• [Dataset excerpts]
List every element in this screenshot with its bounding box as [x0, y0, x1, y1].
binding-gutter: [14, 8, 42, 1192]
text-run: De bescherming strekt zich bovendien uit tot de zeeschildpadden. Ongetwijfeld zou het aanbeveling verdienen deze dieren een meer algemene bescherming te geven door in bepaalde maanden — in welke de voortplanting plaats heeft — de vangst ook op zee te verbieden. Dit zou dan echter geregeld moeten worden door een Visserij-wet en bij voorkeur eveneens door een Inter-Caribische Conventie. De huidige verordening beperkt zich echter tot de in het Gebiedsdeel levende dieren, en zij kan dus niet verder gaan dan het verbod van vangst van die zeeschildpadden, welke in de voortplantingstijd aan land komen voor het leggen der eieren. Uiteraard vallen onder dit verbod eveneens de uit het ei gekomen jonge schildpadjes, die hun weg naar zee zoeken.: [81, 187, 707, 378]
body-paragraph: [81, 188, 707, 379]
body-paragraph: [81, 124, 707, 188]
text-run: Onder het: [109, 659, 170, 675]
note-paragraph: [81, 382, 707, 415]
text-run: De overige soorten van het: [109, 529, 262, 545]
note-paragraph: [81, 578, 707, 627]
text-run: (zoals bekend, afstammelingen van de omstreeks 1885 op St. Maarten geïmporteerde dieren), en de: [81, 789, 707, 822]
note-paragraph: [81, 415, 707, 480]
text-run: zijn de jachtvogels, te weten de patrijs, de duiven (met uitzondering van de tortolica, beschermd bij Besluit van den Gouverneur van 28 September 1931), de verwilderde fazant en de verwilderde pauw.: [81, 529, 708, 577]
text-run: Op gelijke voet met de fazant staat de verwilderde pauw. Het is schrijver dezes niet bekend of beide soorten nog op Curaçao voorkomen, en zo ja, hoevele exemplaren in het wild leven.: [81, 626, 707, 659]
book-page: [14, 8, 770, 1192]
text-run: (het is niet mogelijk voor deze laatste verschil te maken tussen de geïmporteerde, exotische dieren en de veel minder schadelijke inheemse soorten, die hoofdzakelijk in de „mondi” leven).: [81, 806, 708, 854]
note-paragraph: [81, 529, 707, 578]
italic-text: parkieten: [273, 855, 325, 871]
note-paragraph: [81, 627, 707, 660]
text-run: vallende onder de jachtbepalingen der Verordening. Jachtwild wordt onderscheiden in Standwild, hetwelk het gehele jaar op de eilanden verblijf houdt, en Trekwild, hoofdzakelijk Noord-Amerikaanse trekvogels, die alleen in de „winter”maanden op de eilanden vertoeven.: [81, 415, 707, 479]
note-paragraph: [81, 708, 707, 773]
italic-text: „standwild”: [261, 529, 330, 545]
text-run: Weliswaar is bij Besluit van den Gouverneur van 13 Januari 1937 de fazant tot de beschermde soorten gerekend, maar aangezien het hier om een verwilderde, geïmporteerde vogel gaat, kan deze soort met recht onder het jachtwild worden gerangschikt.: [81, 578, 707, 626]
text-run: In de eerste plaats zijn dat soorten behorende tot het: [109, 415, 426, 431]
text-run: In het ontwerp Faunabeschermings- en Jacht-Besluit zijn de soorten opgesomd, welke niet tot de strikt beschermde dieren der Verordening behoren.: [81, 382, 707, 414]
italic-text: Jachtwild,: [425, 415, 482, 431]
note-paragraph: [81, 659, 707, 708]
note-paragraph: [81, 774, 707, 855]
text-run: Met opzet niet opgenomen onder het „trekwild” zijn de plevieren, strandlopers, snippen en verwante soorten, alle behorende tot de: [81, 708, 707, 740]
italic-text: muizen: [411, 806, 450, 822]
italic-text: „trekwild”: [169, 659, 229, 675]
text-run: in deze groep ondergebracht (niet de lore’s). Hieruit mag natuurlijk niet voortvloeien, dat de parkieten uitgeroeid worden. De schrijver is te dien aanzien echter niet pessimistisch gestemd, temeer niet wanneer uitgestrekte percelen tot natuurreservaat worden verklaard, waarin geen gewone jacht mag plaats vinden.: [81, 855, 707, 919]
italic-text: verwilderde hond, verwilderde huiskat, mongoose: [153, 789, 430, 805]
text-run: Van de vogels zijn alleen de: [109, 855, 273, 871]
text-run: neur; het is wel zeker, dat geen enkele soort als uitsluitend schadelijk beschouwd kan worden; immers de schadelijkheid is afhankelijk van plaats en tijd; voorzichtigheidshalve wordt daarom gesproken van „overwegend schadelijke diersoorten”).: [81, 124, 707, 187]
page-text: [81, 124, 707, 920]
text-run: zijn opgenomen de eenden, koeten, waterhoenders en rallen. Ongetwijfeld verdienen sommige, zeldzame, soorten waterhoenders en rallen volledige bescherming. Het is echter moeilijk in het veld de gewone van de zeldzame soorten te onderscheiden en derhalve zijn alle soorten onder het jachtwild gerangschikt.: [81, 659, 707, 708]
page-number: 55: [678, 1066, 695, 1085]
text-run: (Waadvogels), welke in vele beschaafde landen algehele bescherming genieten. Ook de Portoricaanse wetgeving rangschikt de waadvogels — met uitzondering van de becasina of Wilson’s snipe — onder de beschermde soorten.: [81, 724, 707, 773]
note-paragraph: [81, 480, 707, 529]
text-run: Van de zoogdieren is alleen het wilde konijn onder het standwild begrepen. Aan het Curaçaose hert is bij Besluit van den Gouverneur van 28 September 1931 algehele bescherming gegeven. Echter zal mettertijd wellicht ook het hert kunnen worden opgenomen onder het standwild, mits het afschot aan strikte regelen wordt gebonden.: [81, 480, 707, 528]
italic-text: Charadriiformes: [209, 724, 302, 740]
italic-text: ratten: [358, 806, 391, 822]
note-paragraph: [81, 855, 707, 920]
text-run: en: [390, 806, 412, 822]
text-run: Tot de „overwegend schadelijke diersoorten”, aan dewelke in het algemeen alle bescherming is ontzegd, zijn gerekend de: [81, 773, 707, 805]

• [Prompt] Every entry is to be restated exactly, with no line dropped.

• [Finished exercise]
List every element in this screenshot with its bounding box as [x0, y0, x1, y1].
binding-gutter: [14, 8, 42, 1192]
text-run: De bescherming strekt zich bovendien uit tot de zeeschildpadden. Ongetwijfeld zou het aanbeveling verdienen deze dieren een meer algemene bescherming te geven door in bepaalde maanden — in welke de voortplanting plaats heeft — de vangst ook op zee te verbieden. Dit zou dan echter geregeld moeten worden door een Visserij-wet en bij voorkeur eveneens door een Inter-Caribische Conventie. De huidige verordening beperkt zich echter tot de in het Gebiedsdeel levende dieren, en zij kan dus niet verder gaan dan het verbod van vangst van die zeeschildpadden, welke in de voortplantingstijd aan land komen voor het leggen der eieren. Uiteraard vallen onder dit verbod eveneens de uit het ei gekomen jonge schildpadjes, die hun weg naar zee zoeken.: [81, 187, 707, 378]
body-paragraph: [81, 188, 707, 379]
body-paragraph: [81, 124, 707, 188]
text-run: Onder het: [109, 659, 170, 675]
note-paragraph: [81, 382, 707, 415]
text-run: De overige soorten van het: [109, 529, 262, 545]
note-paragraph: [81, 578, 707, 627]
text-run: (zoals bekend, afstammelingen van de omstreeks 1885 op St. Maarten geïmporteerde dieren), en de: [81, 789, 707, 822]
note-paragraph: [81, 415, 707, 480]
text-run: zijn de jachtvogels, te weten de patrijs, de duiven (met uitzondering van de tortolica, beschermd bij Besluit van den Gouverneur van 28 September 1931), de verwilderde fazant en de verwilderde pauw.: [81, 529, 708, 577]
text-run: Op gelijke voet met de fazant staat de verwilderde pauw. Het is schrijver dezes niet bekend of beide soorten nog op Curaçao voorkomen, en zo ja, hoevele exemplaren in het wild leven.: [81, 626, 707, 659]
book-page: [14, 8, 770, 1192]
text-run: (het is niet mogelijk voor deze laatste verschil te maken tussen de geïmporteerde, exotische dieren en de veel minder schadelijke inheemse soorten, die hoofdzakelijk in de „mondi” leven).: [81, 806, 708, 854]
note-paragraph: [81, 529, 707, 578]
italic-text: parkieten: [273, 855, 325, 871]
note-paragraph: [81, 627, 707, 660]
text-run: vallende onder de jachtbepalingen der Verordening. Jachtwild wordt onderscheiden in Standwild, hetwelk het gehele jaar op de eilanden verblijf houdt, en Trekwild, hoofdzakelijk Noord-Amerikaanse trekvogels, die alleen in de „winter”maanden op de eilanden vertoeven.: [81, 415, 707, 479]
note-paragraph: [81, 708, 707, 773]
italic-text: „standwild”: [261, 529, 330, 545]
text-run: Weliswaar is bij Besluit van den Gouverneur van 13 Januari 1937 de fazant tot de beschermde soorten gerekend, maar aangezien het hier om een verwilderde, geïmporteerde vogel gaat, kan deze soort met recht onder het jachtwild worden gerangschikt.: [81, 578, 707, 626]
text-run: In de eerste plaats zijn dat soorten behorende tot het: [109, 415, 426, 431]
text-run: In het ontwerp Faunabeschermings- en Jacht-Besluit zijn de soorten opgesomd, welke niet tot de strikt beschermde dieren der Verordening behoren.: [81, 382, 707, 414]
italic-text: Jachtwild,: [425, 415, 482, 431]
note-paragraph: [81, 659, 707, 708]
note-paragraph: [81, 774, 707, 855]
text-run: Met opzet niet opgenomen onder het „trekwild” zijn de plevieren, strandlopers, snippen en verwante soorten, alle behorende tot de: [81, 708, 707, 740]
italic-text: muizen: [411, 806, 450, 822]
italic-text: „trekwild”: [169, 659, 229, 675]
text-run: in deze groep ondergebracht (niet de lore’s). Hieruit mag natuurlijk niet voortvloeien, dat de parkieten uitgeroeid worden. De schrijver is te dien aanzien echter niet pessimistisch gestemd, temeer niet wanneer uitgestrekte percelen tot natuurreservaat worden verklaard, waarin geen gewone jacht mag plaats vinden.: [81, 855, 707, 919]
italic-text: verwilderde hond, verwilderde huiskat, mongoose: [153, 789, 430, 805]
text-run: Van de vogels zijn alleen de: [109, 855, 273, 871]
text-run: neur; het is wel zeker, dat geen enkele soort als uitsluitend schadelijk beschouwd kan worden; immers de schadelijkheid is afhankelijk van plaats en tijd; voorzichtigheidshalve wordt daarom gesproken van „overwegend schadelijke diersoorten”).: [81, 124, 707, 187]
page-text: [81, 124, 707, 920]
text-run: zijn opgenomen de eenden, koeten, waterhoenders en rallen. Ongetwijfeld verdienen sommige, zeldzame, soorten waterhoenders en rallen volledige bescherming. Het is echter moeilijk in het veld de gewone van de zeldzame soorten te onderscheiden en derhalve zijn alle soorten onder het jachtwild gerangschikt.: [81, 659, 707, 708]
page-number: 55: [678, 1066, 695, 1085]
text-run: (Waadvogels), welke in vele beschaafde landen algehele bescherming genieten. Ook de Portoricaanse wetgeving rangschikt de waadvogels — met uitzondering van de becasina of Wilson’s snipe — onder de beschermde soorten.: [81, 724, 707, 773]
note-paragraph: [81, 480, 707, 529]
text-run: Van de zoogdieren is alleen het wilde konijn onder het standwild begrepen. Aan het Curaçaose hert is bij Besluit van den Gouverneur van 28 September 1931 algehele bescherming gegeven. Echter zal mettertijd wellicht ook het hert kunnen worden opgenomen onder het standwild, mits het afschot aan strikte regelen wordt gebonden.: [81, 480, 707, 528]
italic-text: Charadriiformes: [209, 724, 302, 740]
italic-text: ratten: [358, 806, 391, 822]
note-paragraph: [81, 855, 707, 920]
text-run: en: [390, 806, 412, 822]
text-run: Tot de „overwegend schadelijke diersoorten”, aan dewelke in het algemeen alle bescherming is ontzegd, zijn gerekend de: [81, 773, 707, 805]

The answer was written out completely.